▶ **Task data**
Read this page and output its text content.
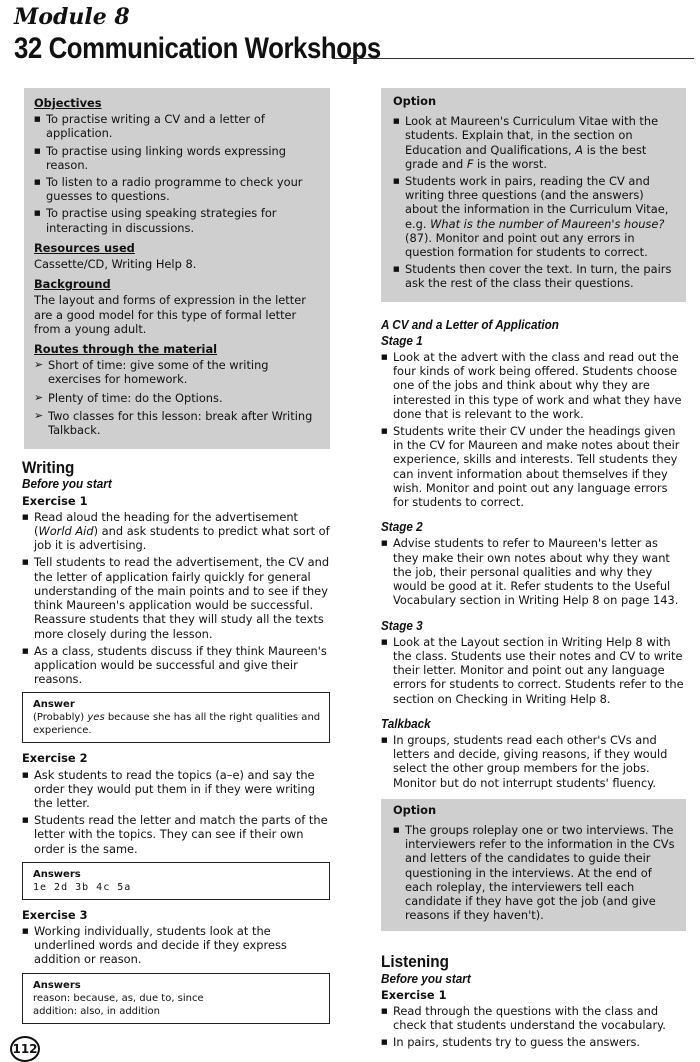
Module 8
32 Communication Workshops
Objectives
■ To practise writing a CV and a letter of application.
■ To practise using linking words expressing reason.
■ To listen to a radio programme to check your guesses to questions.
■ To practise using speaking strategies for interacting in discussions.
Resources used

Cassette/CD, Writing Help 8.

Background

The layout and forms of expression in the letter are a good model for this type of formal letter from a young adult.

Routes through the material
➢ Short of time: give some of the writing exercises for homework.
➢ Plenty of time: do the Options.
➢ Two classes for this lesson: break after Writing Talkback.
Writing
Before you start
Exercise 1
■ Read aloud the heading for the advertisement (World Aid) and ask students to predict what sort of job it is advertising.
■ Tell students to read the advertisement, the CV and the letter of application fairly quickly for general understanding of the main points and to see if they think Maureen's application would be successful. Reassure students that they will study all the texts more closely during the lesson.
■ As a class, students discuss if they think Maureen's application would be successful and give their reasons.
Answer
(Probably) yes because she has all the right qualities and experience.
Exercise 2
■ Ask students to read the topics (a–e) and say the order they would put them in if they were writing the letter.
■ Students read the letter and match the parts of the letter with the topics. They can see if their own order is the same.
Answers
1e 2d 3b 4c 5a
Exercise 3
■ Working individually, students look at the underlined words and decide if they express addition or reason.
Answers
reason: because, as, due to, since
addition: also, in addition
Option
■ Look at Maureen's Curriculum Vitae with the students. Explain that, in the section on Education and Qualifications, A is the best grade and F is the worst.
■ Students work in pairs, reading the CV and writing three questions (and the answers) about the information in the Curriculum Vitae, e.g. What is the number of Maureen's house? (87). Monitor and point out any errors in question formation for students to correct.
■ Students then cover the text. In turn, the pairs ask the rest of the class their questions.
A CV and a Letter of Application
Stage 1
■ Look at the advert with the class and read out the four kinds of work being offered. Students choose one of the jobs and think about why they are interested in this type of work and what they have done that is relevant to the work.
■ Students write their CV under the headings given in the CV for Maureen and make notes about their experience, skills and interests. Tell students they can invent information about themselves if they wish. Monitor and point out any language errors for students to correct.
Stage 2
■ Advise students to refer to Maureen's letter as they make their own notes about why they want the job, their personal qualities and why they would be good at it. Refer students to the Useful Vocabulary section in Writing Help 8 on page 143.
Stage 3
■ Look at the Layout section in Writing Help 8 with the class. Students use their notes and CV to write their letter. Monitor and point out any language errors for students to correct. Students refer to the section on Checking in Writing Help 8.
Talkback
■ In groups, students read each other's CVs and letters and decide, giving reasons, if they would select the other group members for the jobs. Monitor but do not interrupt students' fluency.
Option
■ The groups roleplay one or two interviews. The interviewers refer to the information in the CVs and letters of the candidates to guide their questioning in the interviews. At the end of each roleplay, the interviewers tell each candidate if they have got the job (and give reasons if they haven't).
Listening
Before you start
Exercise 1
■ Read through the questions with the class and check that students understand the vocabulary.
■ In pairs, students try to guess the answers.
112
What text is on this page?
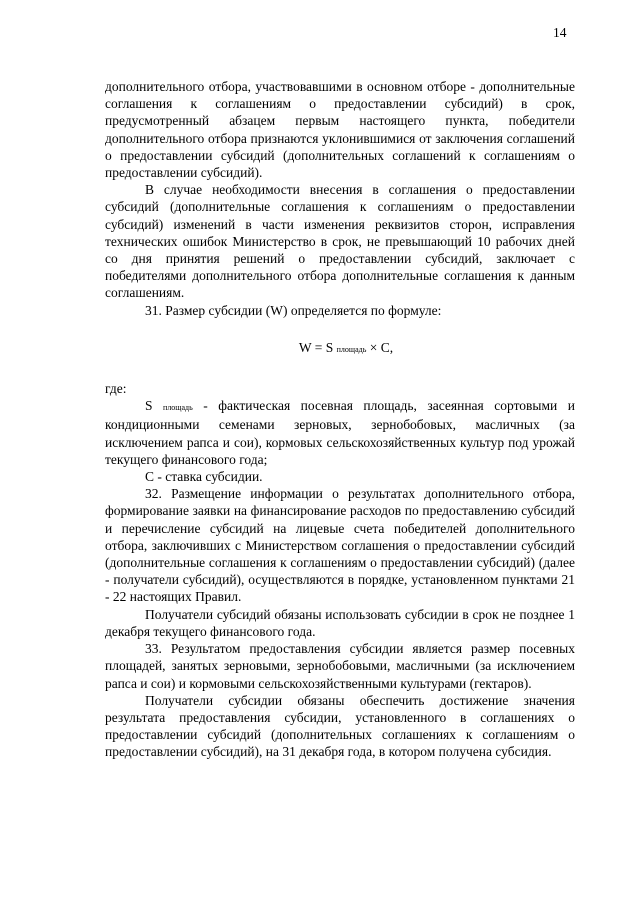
14

дополнительного отбора, участвовавшими в основном отборе - дополнительные соглашения к соглашениям о предоставлении субсидий) в срок, предусмотренный абзацем первым настоящего пункта, победители дополнительного отбора признаются уклонившимися от заключения соглашений о предоставлении субсидий (дополнительных соглашений к соглашениям о предоставлении субсидий).

В случае необходимости внесения в соглашения о предоставлении субсидий (дополнительные соглашения к соглашениям о предоставлении субсидий) изменений в части изменения реквизитов сторон, исправления технических ошибок Министерство в срок, не превышающий 10 рабочих дней со дня принятия решений о предоставлении субсидий, заключает с победителями дополнительного отбора дополнительные соглашения к данным соглашениям.

31. Размер субсидии (W) определяется по формуле:

W = S площадь × C,

где:

S площадь - фактическая посевная площадь, засеянная сортовыми и кондиционными семенами зерновых, зернобобовых, масличных (за исключением рапса и сои), кормовых сельскохозяйственных культур под урожай текущего финансового года;

С - ставка субсидии.

32. Размещение информации о результатах дополнительного отбора, формирование заявки на финансирование расходов по предоставлению субсидий и перечисление субсидий на лицевые счета победителей дополнительного отбора, заключивших с Министерством соглашения о предоставлении субсидий (дополнительные соглашения к соглашениям о предоставлении субсидий) (далее - получатели субсидий), осуществляются в порядке, установленном пунктами 21 - 22 настоящих Правил.

Получатели субсидий обязаны использовать субсидии в срок не позднее 1 декабря текущего финансового года.

33. Результатом предоставления субсидии является размер посевных площадей, занятых зерновыми, зернобобовыми, масличными (за исключением рапса и сои) и кормовыми сельскохозяйственными культурами (гектаров).

Получатели субсидии обязаны обеспечить достижение значения результата предоставления субсидии, установленного в соглашениях о предоставлении субсидий (дополнительных соглашениях к соглашениям о предоставлении субсидий), на 31 декабря года, в котором получена субсидия.
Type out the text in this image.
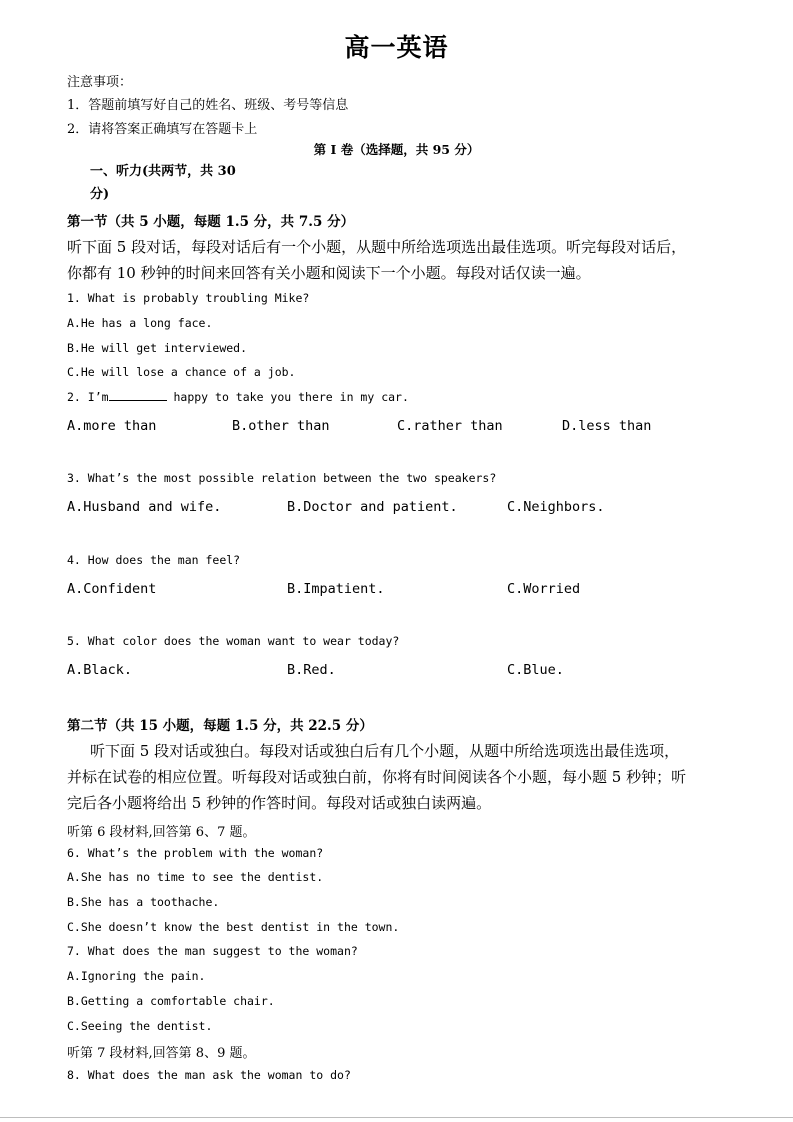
高一英语
注意事项：
1．答题前填写好自己的姓名、班级、考号等信息
2．请将答案正确填写在答题卡上
第 I 卷（选择题，共 95 分）
一、听力(共两节，共 30
分)
第一节（共 5 小题，每题 1.5 分，共 7.5 分）
听下面 5 段对话，每段对话后有一个小题，从题中所给选项选出最佳选项。听完每段对话后，
你都有 10 秒钟的时间来回答有关小题和阅读下一个小题。每段对话仅读一遍。
1. What is probably troubling Mike?
A.He has a long face.
B.He will get interviewed.
C.He will lose a chance of a job.
2. I’m	happy to take you there in my car.
A.more than	B.other than	C.rather than	D.less than
3. What’s the most possible relation between the two speakers?
A.Husband and wife.	B.Doctor and patient.	C.Neighbors.
4. How does the man feel?
A.Confident	B.Impatient.	C.Worried
5. What color does the woman want to wear today?
A.Black.	B.Red.	C.Blue.
第二节（共 15 小题，每题 1.5 分，共 22.5 分）
听下面 5 段对话或独白。每段对话或独白后有几个小题，从题中所给选项选出最佳选项，
并标在试卷的相应位置。听每段对话或独白前，你将有时间阅读各个小题，每小题 5 秒钟；听
完后各小题将给出 5 秒钟的作答时间。每段对话或独白读两遍。
听第 6 段材料,回答第 6、7 题。
6. What’s the problem with the woman?
A.She has no time to see the dentist.
B.She has a toothache.
C.She doesn’t know the best dentist in the town.
7. What does the man suggest to the woman?
A.Ignoring the pain.
B.Getting a comfortable chair.
C.Seeing the dentist.
听第 7 段材料,回答第 8、9 题。
8. What does the man ask the woman to do?
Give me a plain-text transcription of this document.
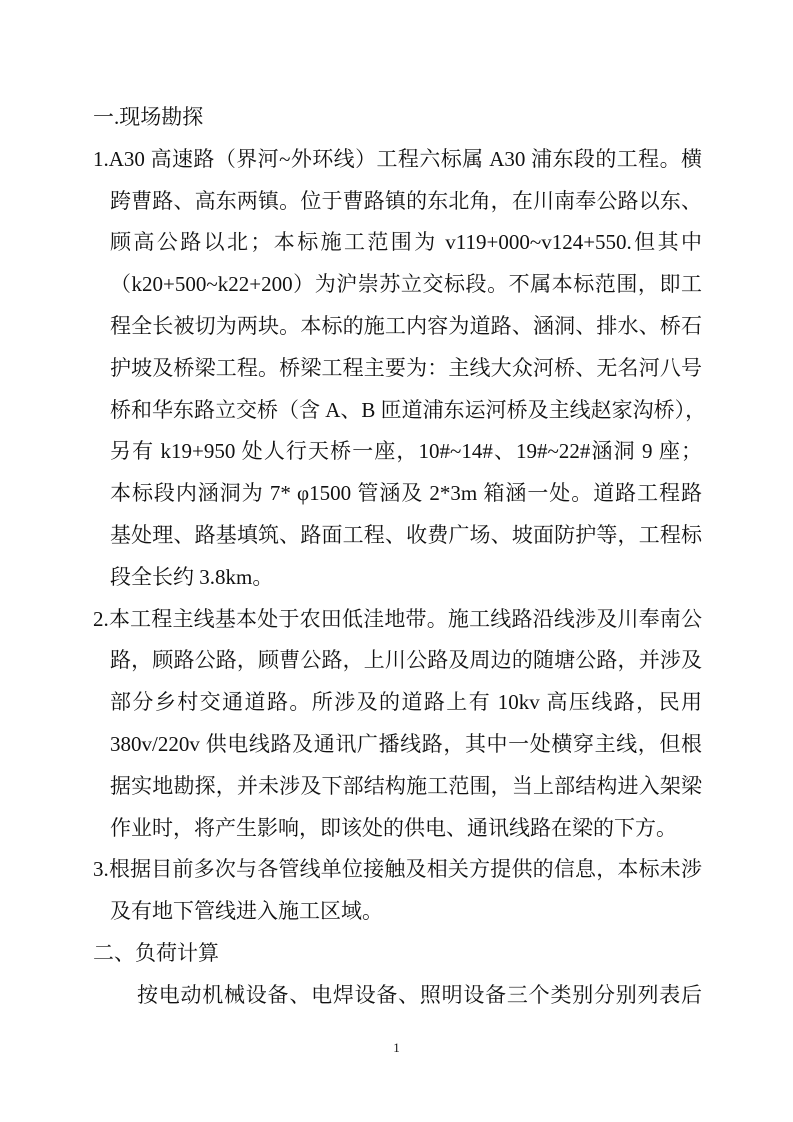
一.现场勘探
1.A30 高速路（界河~外环线）工程六标属 A30 浦东段的工程。横
跨曹路、高东两镇。位于曹路镇的东北角，在川南奉公路以东、
顾高公路以北；本标施工范围为 v119+000~v124+550.但其中
（k20+500~k22+200）为沪崇苏立交标段。不属本标范围，即工
程全长被切为两块。本标的施工内容为道路、涵洞、排水、桥石
护坡及桥梁工程。桥梁工程主要为：主线大众河桥、无名河八号
桥和华东路立交桥（含 A、B 匝道浦东运河桥及主线赵家沟桥），
另有 k19+950 处人行天桥一座，10#~14#、19#~22#涵洞 9 座；
本标段内涵洞为 7* φ1500 管涵及 2*3m 箱涵一处。道路工程路
基处理、路基填筑、路面工程、收费广场、坡面防护等，工程标
段全长约 3.8km。
2.本工程主线基本处于农田低洼地带。施工线路沿线涉及川奉南公
路，顾路公路，顾曹公路，上川公路及周边的随塘公路，并涉及
部分乡村交通道路。所涉及的道路上有 10kv 高压线路，民用
380v/220v 供电线路及通讯广播线路，其中一处横穿主线，但根
据实地勘探，并未涉及下部结构施工范围，当上部结构进入架梁
作业时，将产生影响，即该处的供电、通讯线路在梁的下方。
3.根据目前多次与各管线单位接触及相关方提供的信息，本标未涉
及有地下管线进入施工区域。
二、负荷计算
按电动机械设备、电焊设备、照明设备三个类别分别列表后
1
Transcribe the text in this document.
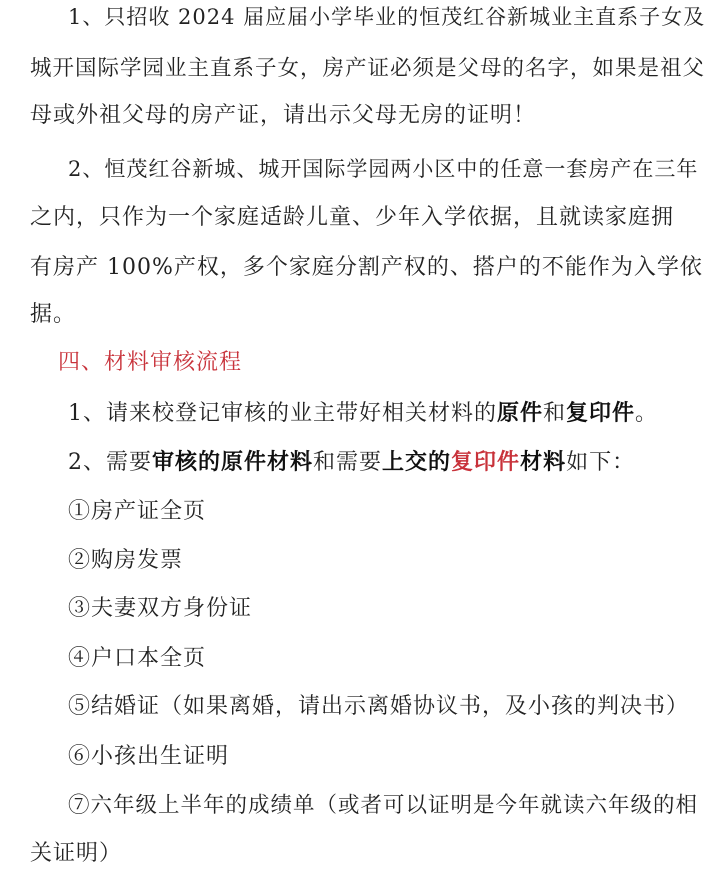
1、只招收 2024 届应届小学毕业的恒茂红谷新城业主直系子女及
城开国际学园业主直系子女，房产证必须是父母的名字，如果是祖父
母或外祖父母的房产证，请出示父母无房的证明！
2、恒茂红谷新城、城开国际学园两小区中的任意一套房产在三年
之内，只作为一个家庭适龄儿童、少年入学依据，且就读家庭拥
有房产 100%产权，多个家庭分割产权的、搭户的不能作为入学依
据。
四、材料审核流程
1、请来校登记审核的业主带好相关材料的原件和复印件。
2、需要审核的原件材料和需要上交的复印件材料如下：
①房产证全页
②购房发票
③夫妻双方身份证
④户口本全页
⑤结婚证（如果离婚，请出示离婚协议书，及小孩的判决书）
⑥小孩出生证明
⑦六年级上半年的成绩单（或者可以证明是今年就读六年级的相
关证明）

▶ **Given task**
From the data above, pick out each line containing "финансового" and copy it.

▶ **Task output**
S площадь - фактическая посевная площадь, засеянная сортовыми и кондиционными семенами зерновых, зернобобовых, масличных (за исключением рапса и сои), кормовых сельскохозяйственных культур под урожай текущего финансового года;
Получатели субсидий обязаны использовать субсидии в срок не позднее 1 декабря текущего финансового года.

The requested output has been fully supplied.